**REQUIRED TASK:** Write the records below out in full, character for character, with no pictures.

-- START OF DATA FOR THIS TASK --

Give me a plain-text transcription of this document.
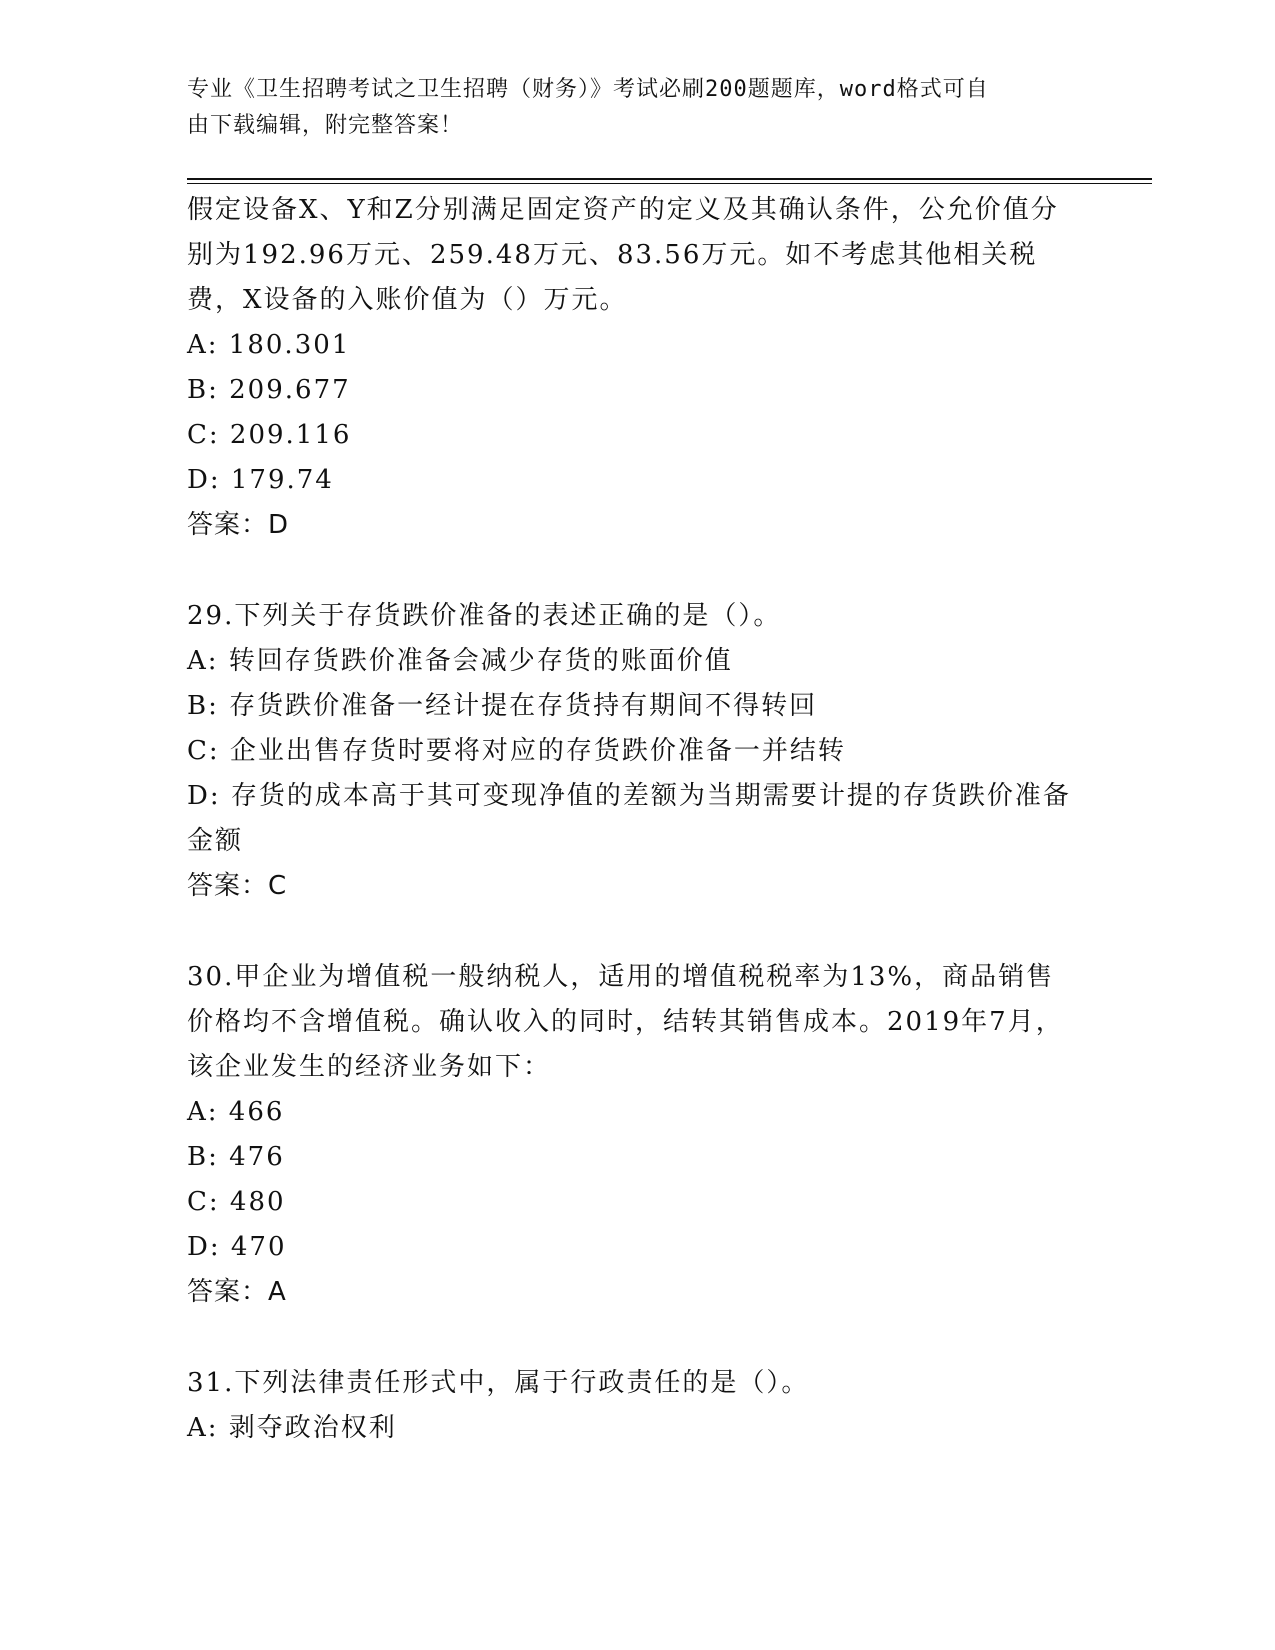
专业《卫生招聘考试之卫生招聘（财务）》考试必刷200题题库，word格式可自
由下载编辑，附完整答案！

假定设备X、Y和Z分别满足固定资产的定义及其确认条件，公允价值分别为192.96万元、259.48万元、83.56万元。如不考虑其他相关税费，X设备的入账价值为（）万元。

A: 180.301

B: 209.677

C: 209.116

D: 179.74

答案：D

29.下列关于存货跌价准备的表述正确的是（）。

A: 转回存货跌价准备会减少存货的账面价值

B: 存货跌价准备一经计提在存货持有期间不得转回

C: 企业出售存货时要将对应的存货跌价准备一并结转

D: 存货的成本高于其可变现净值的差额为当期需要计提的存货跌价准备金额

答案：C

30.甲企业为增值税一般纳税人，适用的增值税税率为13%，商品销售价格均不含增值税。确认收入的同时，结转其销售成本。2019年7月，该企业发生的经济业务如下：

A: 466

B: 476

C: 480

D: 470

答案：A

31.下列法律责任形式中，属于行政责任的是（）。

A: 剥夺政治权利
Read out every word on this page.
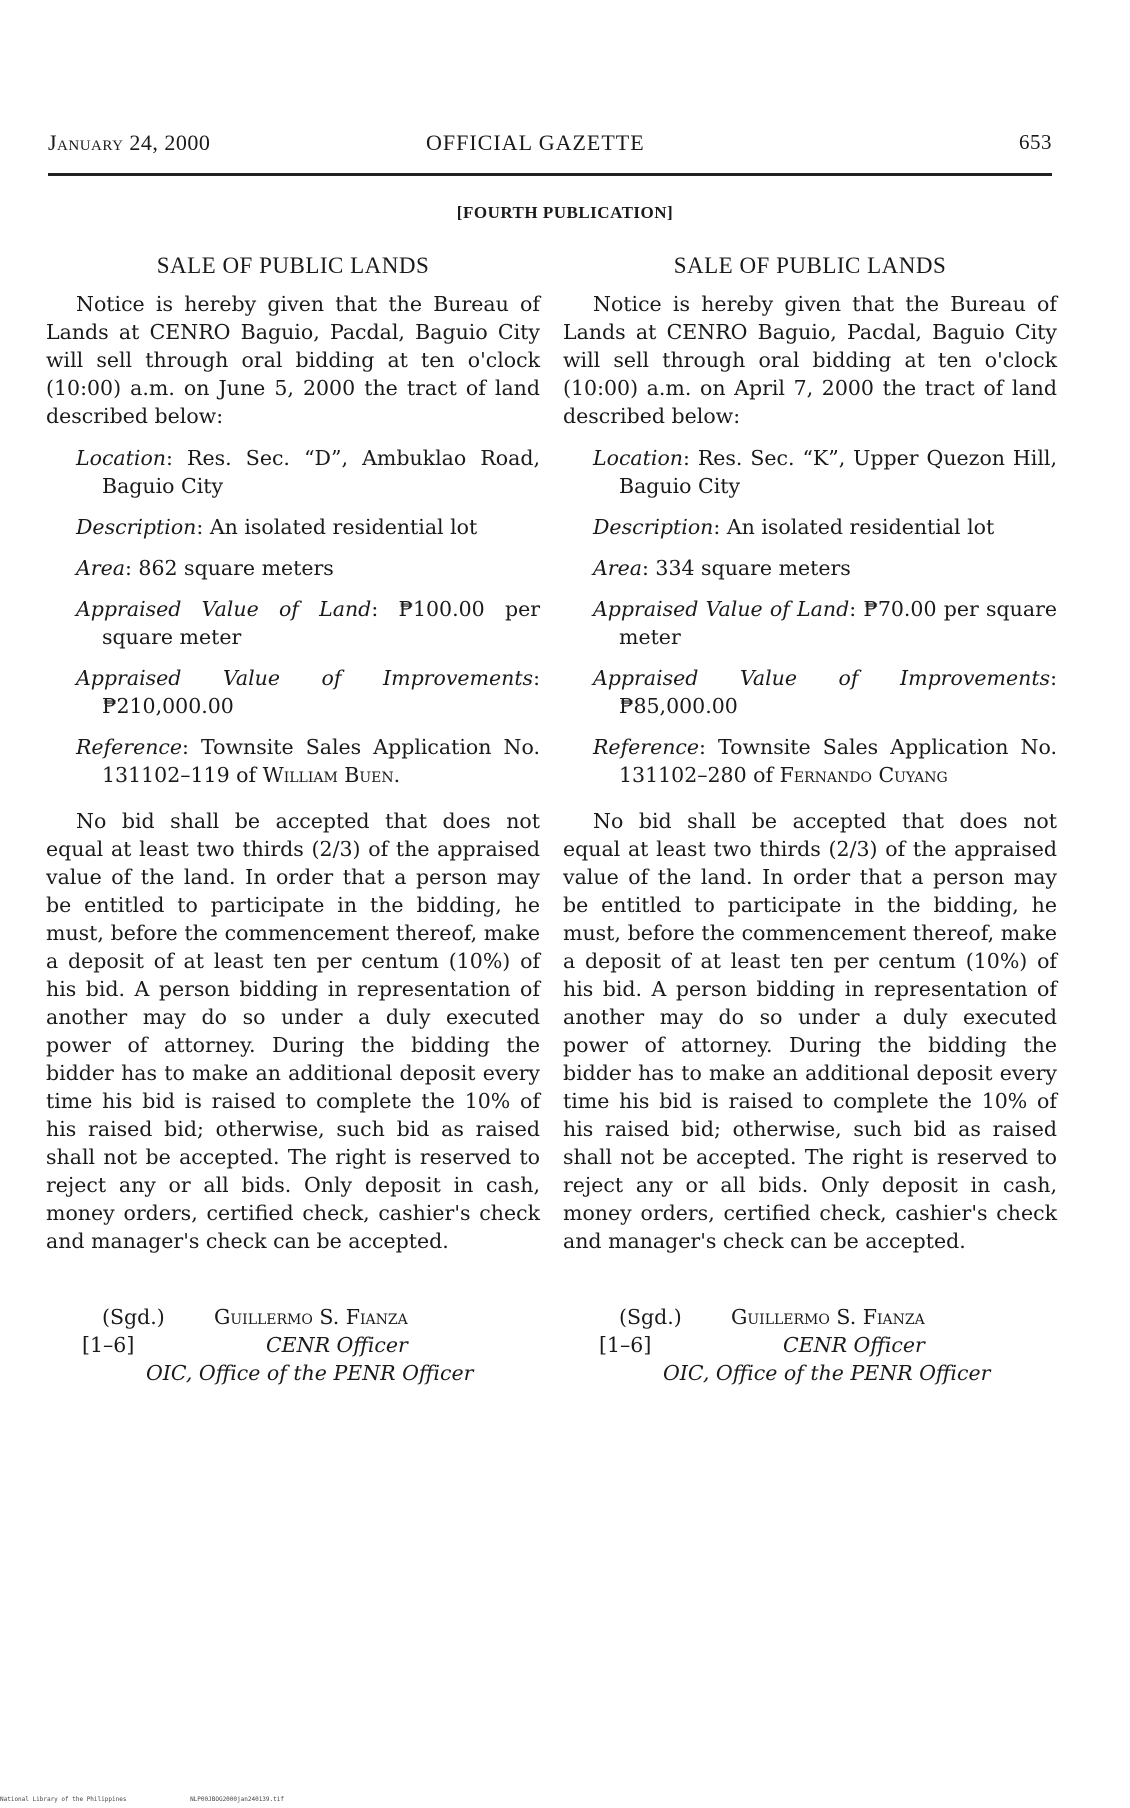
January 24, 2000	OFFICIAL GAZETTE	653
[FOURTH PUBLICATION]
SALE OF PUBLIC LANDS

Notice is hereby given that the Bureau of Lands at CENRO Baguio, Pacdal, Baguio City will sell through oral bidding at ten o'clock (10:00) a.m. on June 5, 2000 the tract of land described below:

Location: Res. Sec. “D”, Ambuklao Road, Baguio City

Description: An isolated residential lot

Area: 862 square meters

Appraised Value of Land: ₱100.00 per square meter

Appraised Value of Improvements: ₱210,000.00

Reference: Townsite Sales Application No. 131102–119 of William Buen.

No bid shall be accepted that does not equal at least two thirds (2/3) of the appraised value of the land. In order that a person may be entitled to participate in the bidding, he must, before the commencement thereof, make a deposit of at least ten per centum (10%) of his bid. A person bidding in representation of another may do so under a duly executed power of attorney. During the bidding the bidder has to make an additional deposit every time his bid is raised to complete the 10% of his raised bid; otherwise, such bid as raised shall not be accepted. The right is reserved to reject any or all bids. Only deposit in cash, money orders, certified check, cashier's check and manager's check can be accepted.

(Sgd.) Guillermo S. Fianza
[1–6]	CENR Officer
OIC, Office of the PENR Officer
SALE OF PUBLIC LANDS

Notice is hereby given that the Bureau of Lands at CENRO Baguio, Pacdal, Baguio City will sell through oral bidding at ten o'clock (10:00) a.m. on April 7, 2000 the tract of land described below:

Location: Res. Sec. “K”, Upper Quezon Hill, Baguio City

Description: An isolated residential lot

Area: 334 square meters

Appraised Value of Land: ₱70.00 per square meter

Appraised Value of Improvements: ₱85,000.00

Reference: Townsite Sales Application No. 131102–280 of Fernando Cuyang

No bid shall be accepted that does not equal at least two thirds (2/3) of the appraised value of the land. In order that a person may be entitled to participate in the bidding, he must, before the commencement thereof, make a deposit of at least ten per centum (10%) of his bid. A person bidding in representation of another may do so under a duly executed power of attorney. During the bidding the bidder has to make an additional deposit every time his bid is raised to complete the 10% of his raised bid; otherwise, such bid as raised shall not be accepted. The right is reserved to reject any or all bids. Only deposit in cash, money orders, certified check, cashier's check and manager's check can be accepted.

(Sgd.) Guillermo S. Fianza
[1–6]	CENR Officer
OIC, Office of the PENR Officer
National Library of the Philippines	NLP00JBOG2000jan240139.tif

-- END OF DATA FOR THIS TASK --

**SOLVED EXERCISE:**
Give me a plain-text transcription of this document.
专业《卫生招聘考试之卫生招聘（财务）》考试必刷200题题库，word格式可自
由下载编辑，附完整答案！

假定设备X、Y和Z分别满足固定资产的定义及其确认条件，公允价值分别为192.96万元、259.48万元、83.56万元。如不考虑其他相关税费，X设备的入账价值为（）万元。

A: 180.301

B: 209.677

C: 209.116

D: 179.74

答案：D

29.下列关于存货跌价准备的表述正确的是（）。

A: 转回存货跌价准备会减少存货的账面价值

B: 存货跌价准备一经计提在存货持有期间不得转回

C: 企业出售存货时要将对应的存货跌价准备一并结转

D: 存货的成本高于其可变现净值的差额为当期需要计提的存货跌价准备金额

答案：C

30.甲企业为增值税一般纳税人，适用的增值税税率为13%，商品销售价格均不含增值税。确认收入的同时，结转其销售成本。2019年7月，该企业发生的经济业务如下：

A: 466

B: 476

C: 480

D: 470

答案：A

31.下列法律责任形式中，属于行政责任的是（）。

A: 剥夺政治权利
Read out every word on this page.
January 24, 2000	OFFICIAL GAZETTE	653
[FOURTH PUBLICATION]
SALE OF PUBLIC LANDS

Notice is hereby given that the Bureau of Lands at CENRO Baguio, Pacdal, Baguio City will sell through oral bidding at ten o'clock (10:00) a.m. on June 5, 2000 the tract of land described below:

Location: Res. Sec. “D”, Ambuklao Road, Baguio City

Description: An isolated residential lot

Area: 862 square meters

Appraised Value of Land: ₱100.00 per square meter

Appraised Value of Improvements: ₱210,000.00

Reference: Townsite Sales Application No. 131102–119 of William Buen.

No bid shall be accepted that does not equal at least two thirds (2/3) of the appraised value of the land. In order that a person may be entitled to participate in the bidding, he must, before the commencement thereof, make a deposit of at least ten per centum (10%) of his bid. A person bidding in representation of another may do so under a duly executed power of attorney. During the bidding the bidder has to make an additional deposit every time his bid is raised to complete the 10% of his raised bid; otherwise, such bid as raised shall not be accepted. The right is reserved to reject any or all bids. Only deposit in cash, money orders, certified check, cashier's check and manager's check can be accepted.

(Sgd.) Guillermo S. Fianza
[1–6]	CENR Officer
OIC, Office of the PENR Officer
SALE OF PUBLIC LANDS

Notice is hereby given that the Bureau of Lands at CENRO Baguio, Pacdal, Baguio City will sell through oral bidding at ten o'clock (10:00) a.m. on April 7, 2000 the tract of land described below:

Location: Res. Sec. “K”, Upper Quezon Hill, Baguio City

Description: An isolated residential lot

Area: 334 square meters

Appraised Value of Land: ₱70.00 per square meter

Appraised Value of Improvements: ₱85,000.00

Reference: Townsite Sales Application No. 131102–280 of Fernando Cuyang

No bid shall be accepted that does not equal at least two thirds (2/3) of the appraised value of the land. In order that a person may be entitled to participate in the bidding, he must, before the commencement thereof, make a deposit of at least ten per centum (10%) of his bid. A person bidding in representation of another may do so under a duly executed power of attorney. During the bidding the bidder has to make an additional deposit every time his bid is raised to complete the 10% of his raised bid; otherwise, such bid as raised shall not be accepted. The right is reserved to reject any or all bids. Only deposit in cash, money orders, certified check, cashier's check and manager's check can be accepted.

(Sgd.) Guillermo S. Fianza
[1–6]	CENR Officer
OIC, Office of the PENR Officer
National Library of the Philippines	NLP00JBOG2000jan240139.tif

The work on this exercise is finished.